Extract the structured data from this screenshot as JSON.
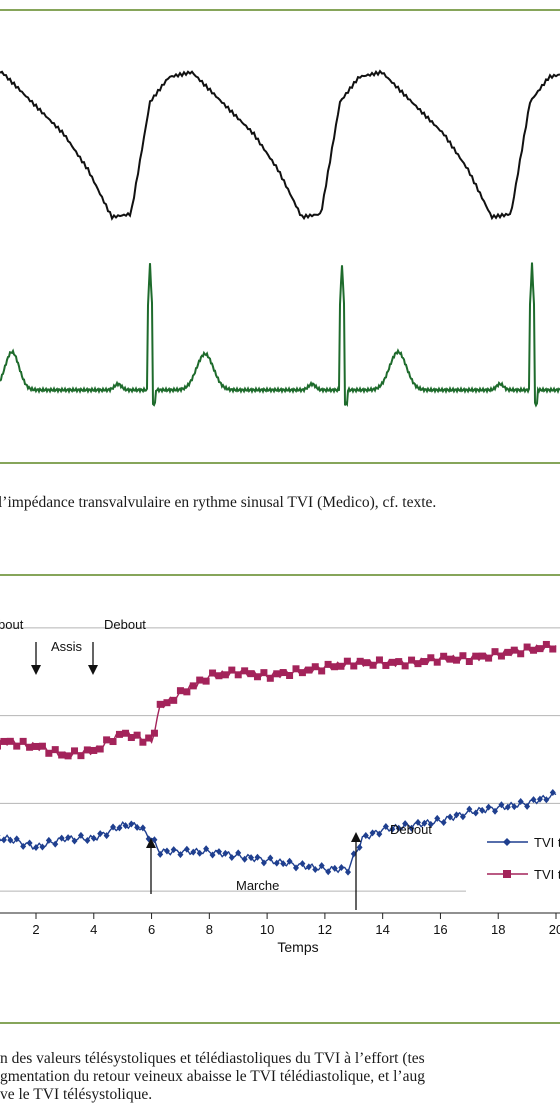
{
  "figure1": {
    "caption": "l’impédance transvalvulaire en rythme sinusal TVI (Medico), cf. texte.",
    "colors": {
      "impedance_trace": "#111111",
      "ecg_trace": "#1e6b2c"
    }
  },
  "figure2": {
    "chart_data": {
      "type": "line",
      "xlabel": "Temps",
      "x_ticks": [
        2,
        4,
        6,
        8,
        10,
        12,
        14,
        16,
        18,
        "20"
      ],
      "x_tick_labels": [
        "2",
        "4",
        "6",
        "8",
        "10",
        "12",
        "14",
        "16",
        "18",
        "20"
      ],
      "annotations": [
        "bout",
        "Assis",
        "Debout",
        "Debout",
        "Marche"
      ],
      "legend": [
        "TVI t",
        "TVI t"
      ],
      "series": [
        {
          "name": "TVI t",
          "color": "#a3235a",
          "marker": "square",
          "x": [
            0,
            1,
            2,
            3,
            4,
            5,
            5.5,
            6,
            6.3,
            7,
            8,
            9,
            10,
            11,
            12,
            13,
            14,
            15,
            16,
            17,
            18,
            19,
            20
          ],
          "y": [
            5.3,
            5.4,
            5.3,
            5.1,
            5.2,
            5.6,
            5.5,
            5.4,
            6.2,
            6.5,
            6.9,
            7.0,
            6.9,
            7.0,
            7.1,
            7.2,
            7.2,
            7.2,
            7.3,
            7.3,
            7.4,
            7.5,
            7.6
          ]
        },
        {
          "name": "TVI t",
          "color": "#1f3f8f",
          "marker": "diamond",
          "x": [
            0,
            1,
            2,
            3,
            4,
            5,
            5.5,
            6,
            6.3,
            7,
            8,
            9,
            10,
            11,
            12,
            12.8,
            13.3,
            14,
            15,
            16,
            17,
            18,
            19,
            20
          ],
          "y": [
            3.2,
            3.2,
            3.0,
            3.2,
            3.2,
            3.5,
            3.5,
            3.2,
            2.9,
            2.9,
            2.9,
            2.8,
            2.7,
            2.6,
            2.5,
            2.5,
            3.2,
            3.4,
            3.5,
            3.6,
            3.8,
            3.9,
            4.0,
            4.2
          ]
        }
      ],
      "ylim": [
        1.5,
        8.5
      ],
      "gridlines_y": [
        2.0,
        4.0,
        6.0,
        8.0
      ],
      "grid": true
    },
    "legend_labels": {
      "tvi1": "TVI t",
      "tvi2": "TVI t"
    }
  },
  "figure2_caption": {
    "lines": [
      "n des valeurs télésystoliques et télédiastoliques du TVI à l’effort (tes",
      "gmentation du retour veineux abaisse le TVI télédiastolique, et l’aug",
      "ve le TVI télésystolique."
    ]
  }
}
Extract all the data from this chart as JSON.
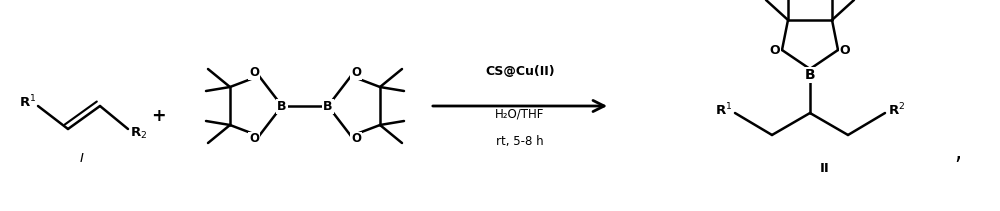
{
  "bg_color": "#ffffff",
  "line_color": "#000000",
  "line_width": 1.8,
  "fig_width": 10.0,
  "fig_height": 2.11,
  "dpi": 100,
  "arrow_label1": "CS@Cu(II)",
  "arrow_label2": "H₂O/THF",
  "arrow_label3": "rt, 5-8 h",
  "label_I": "I",
  "label_II": "II",
  "plus_sign": "+",
  "comma": ","
}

┄┄┄┄┄┄┄┄┄┄

§ **EXERCISE**
Write down exactly the lines running from the line with "Extract all the data from this chart as JSON." through the end of the material, both ends included, and none of the pictures.

§ **THE RESULT**
Extract all the data from this chart as JSON.
{
  "bg_color": "#ffffff",
  "line_color": "#000000",
  "line_width": 1.8,
  "fig_width": 10.0,
  "fig_height": 2.11,
  "dpi": 100,
  "arrow_label1": "CS@Cu(II)",
  "arrow_label2": "H₂O/THF",
  "arrow_label3": "rt, 5-8 h",
  "label_I": "I",
  "label_II": "II",
  "plus_sign": "+",
  "comma": ","
}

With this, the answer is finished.